◆ Énoncé
Reproduisez à l'identique les lignes du listing qui vont du début jusqu'à la ligne contenant « legend: exact BHF », cette dernière comprise.

>>

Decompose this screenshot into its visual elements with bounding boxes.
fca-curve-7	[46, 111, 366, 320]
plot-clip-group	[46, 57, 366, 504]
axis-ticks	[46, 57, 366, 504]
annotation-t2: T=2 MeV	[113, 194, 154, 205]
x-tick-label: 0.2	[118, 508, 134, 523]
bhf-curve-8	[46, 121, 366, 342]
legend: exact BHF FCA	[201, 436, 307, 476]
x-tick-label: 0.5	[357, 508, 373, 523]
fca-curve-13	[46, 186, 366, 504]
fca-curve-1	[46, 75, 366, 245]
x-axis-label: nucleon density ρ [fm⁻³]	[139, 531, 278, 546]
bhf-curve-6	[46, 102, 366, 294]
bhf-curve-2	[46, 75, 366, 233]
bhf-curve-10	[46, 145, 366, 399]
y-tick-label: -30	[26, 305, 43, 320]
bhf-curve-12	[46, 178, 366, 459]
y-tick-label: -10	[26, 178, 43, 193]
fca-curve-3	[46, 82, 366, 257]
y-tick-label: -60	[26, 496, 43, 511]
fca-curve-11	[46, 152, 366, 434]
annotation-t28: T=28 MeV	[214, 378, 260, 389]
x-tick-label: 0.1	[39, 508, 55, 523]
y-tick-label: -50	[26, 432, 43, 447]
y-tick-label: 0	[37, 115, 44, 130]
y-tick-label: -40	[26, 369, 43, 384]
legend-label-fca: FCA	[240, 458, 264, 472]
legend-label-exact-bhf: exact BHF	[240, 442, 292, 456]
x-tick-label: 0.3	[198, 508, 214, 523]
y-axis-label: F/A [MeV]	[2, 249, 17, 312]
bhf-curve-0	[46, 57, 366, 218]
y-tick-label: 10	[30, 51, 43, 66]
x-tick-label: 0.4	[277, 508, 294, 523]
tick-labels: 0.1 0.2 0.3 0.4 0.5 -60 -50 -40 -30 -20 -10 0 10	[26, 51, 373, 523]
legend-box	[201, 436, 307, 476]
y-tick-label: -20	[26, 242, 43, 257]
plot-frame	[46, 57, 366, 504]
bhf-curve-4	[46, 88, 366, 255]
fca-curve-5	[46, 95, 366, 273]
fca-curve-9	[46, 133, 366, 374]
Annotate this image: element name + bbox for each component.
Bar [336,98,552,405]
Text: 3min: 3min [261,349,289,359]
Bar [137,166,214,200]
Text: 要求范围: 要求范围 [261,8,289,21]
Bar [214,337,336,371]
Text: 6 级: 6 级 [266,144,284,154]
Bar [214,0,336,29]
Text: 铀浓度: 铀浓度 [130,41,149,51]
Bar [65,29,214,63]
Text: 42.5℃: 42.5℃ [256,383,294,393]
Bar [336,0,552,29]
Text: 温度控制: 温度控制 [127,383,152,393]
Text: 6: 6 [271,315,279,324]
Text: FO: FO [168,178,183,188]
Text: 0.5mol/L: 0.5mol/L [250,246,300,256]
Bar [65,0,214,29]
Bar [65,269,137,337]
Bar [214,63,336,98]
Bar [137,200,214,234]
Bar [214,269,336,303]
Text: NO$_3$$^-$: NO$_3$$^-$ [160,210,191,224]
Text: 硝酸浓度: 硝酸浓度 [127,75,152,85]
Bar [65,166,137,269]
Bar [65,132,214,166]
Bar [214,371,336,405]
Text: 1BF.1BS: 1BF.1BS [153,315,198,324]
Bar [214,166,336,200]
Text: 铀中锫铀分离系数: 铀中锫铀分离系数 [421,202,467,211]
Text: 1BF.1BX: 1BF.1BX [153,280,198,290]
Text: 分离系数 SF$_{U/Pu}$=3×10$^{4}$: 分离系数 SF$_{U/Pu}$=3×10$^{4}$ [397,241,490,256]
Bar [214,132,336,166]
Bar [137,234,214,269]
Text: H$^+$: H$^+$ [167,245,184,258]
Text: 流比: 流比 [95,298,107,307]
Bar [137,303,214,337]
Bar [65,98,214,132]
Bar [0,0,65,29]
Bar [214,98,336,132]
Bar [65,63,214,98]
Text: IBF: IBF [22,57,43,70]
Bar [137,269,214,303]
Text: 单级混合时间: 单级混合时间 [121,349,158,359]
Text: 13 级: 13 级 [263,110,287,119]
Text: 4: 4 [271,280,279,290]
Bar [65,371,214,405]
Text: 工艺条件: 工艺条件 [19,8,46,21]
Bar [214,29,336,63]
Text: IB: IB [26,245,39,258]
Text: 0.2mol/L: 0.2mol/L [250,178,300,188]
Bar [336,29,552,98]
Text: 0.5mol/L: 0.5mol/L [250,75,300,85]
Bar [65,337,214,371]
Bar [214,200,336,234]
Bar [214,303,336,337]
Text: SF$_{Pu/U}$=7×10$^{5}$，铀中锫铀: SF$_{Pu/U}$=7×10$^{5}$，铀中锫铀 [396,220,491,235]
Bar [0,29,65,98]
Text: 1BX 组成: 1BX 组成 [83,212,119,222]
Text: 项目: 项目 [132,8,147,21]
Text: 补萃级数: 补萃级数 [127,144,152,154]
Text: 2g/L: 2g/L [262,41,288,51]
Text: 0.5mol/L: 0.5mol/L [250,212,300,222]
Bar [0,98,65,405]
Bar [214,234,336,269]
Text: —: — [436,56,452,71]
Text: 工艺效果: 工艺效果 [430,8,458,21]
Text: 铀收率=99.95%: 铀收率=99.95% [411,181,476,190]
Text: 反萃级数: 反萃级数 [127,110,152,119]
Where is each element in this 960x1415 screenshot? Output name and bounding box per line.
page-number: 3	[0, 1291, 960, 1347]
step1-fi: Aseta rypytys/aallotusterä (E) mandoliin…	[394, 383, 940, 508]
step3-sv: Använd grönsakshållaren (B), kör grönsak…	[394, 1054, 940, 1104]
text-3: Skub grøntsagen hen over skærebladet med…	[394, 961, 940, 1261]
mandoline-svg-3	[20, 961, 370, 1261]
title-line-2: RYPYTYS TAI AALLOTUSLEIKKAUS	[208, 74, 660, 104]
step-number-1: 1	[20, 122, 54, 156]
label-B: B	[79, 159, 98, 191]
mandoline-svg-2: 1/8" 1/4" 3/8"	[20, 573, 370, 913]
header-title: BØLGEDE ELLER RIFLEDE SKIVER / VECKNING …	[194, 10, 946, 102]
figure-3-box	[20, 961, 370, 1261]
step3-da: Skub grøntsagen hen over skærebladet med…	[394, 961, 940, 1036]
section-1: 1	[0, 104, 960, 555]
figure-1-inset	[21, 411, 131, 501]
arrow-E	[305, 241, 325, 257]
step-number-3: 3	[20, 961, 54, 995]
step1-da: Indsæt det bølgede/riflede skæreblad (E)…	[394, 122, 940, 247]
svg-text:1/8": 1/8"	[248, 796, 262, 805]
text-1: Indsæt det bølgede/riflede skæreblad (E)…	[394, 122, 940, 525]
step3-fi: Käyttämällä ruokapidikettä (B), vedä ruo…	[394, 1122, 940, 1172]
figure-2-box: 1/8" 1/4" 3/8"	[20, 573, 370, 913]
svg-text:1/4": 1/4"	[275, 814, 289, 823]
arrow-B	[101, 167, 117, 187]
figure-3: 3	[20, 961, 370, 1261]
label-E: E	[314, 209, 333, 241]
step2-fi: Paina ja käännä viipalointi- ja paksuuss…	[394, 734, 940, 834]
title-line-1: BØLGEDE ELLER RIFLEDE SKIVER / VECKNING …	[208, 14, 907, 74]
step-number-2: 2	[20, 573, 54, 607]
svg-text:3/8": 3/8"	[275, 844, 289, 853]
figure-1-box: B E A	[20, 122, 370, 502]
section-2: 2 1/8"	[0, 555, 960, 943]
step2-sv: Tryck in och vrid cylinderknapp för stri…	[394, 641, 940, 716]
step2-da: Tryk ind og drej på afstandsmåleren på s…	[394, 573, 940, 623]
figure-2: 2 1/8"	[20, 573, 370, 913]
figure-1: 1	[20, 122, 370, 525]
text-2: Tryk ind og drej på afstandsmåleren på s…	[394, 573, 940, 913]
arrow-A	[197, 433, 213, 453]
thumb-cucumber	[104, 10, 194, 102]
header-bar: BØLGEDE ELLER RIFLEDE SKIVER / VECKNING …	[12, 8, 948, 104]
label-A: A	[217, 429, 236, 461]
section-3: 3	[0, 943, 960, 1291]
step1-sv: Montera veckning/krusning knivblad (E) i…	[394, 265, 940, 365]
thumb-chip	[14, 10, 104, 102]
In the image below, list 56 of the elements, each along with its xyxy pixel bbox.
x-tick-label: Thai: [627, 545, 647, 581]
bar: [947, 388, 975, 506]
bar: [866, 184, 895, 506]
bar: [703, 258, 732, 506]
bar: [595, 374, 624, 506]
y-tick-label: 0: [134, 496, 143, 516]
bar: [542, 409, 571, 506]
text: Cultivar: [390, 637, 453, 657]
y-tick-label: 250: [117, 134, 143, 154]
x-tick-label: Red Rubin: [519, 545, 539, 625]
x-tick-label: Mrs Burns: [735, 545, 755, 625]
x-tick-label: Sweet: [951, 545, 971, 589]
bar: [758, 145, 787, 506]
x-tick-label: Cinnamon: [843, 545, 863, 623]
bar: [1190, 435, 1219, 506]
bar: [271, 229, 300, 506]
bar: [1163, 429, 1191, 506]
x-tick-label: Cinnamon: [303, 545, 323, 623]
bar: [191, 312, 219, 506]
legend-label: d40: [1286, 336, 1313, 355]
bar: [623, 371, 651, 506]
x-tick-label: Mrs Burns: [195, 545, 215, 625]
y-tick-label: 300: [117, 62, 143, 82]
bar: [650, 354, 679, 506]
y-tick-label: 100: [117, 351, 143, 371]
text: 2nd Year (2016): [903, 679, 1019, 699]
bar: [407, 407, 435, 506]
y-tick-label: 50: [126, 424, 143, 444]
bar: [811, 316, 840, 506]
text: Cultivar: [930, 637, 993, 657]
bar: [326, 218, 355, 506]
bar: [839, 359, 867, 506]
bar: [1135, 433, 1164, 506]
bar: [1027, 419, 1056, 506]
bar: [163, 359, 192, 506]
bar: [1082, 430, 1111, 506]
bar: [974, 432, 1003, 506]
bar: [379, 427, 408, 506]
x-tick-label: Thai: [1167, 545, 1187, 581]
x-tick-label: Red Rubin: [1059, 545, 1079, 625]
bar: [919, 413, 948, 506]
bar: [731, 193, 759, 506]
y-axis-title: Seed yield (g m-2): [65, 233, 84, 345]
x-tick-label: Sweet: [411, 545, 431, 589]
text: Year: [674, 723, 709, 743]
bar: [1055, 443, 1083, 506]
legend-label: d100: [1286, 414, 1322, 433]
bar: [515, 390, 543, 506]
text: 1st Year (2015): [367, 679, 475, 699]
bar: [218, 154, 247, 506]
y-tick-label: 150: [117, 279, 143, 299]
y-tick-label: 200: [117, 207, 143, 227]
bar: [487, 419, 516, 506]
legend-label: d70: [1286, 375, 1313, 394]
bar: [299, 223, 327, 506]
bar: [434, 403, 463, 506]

<<

◆ Corrigé
Decompose this screenshot into its visual elements with bounding boxes.
fca-curve-7	[46, 111, 366, 320]
plot-clip-group	[46, 57, 366, 504]
axis-ticks	[46, 57, 366, 504]
annotation-t2: T=2 MeV	[113, 194, 154, 205]
x-tick-label: 0.2	[118, 508, 134, 523]
bhf-curve-8	[46, 121, 366, 342]
legend: exact BHF FCA	[201, 436, 307, 476]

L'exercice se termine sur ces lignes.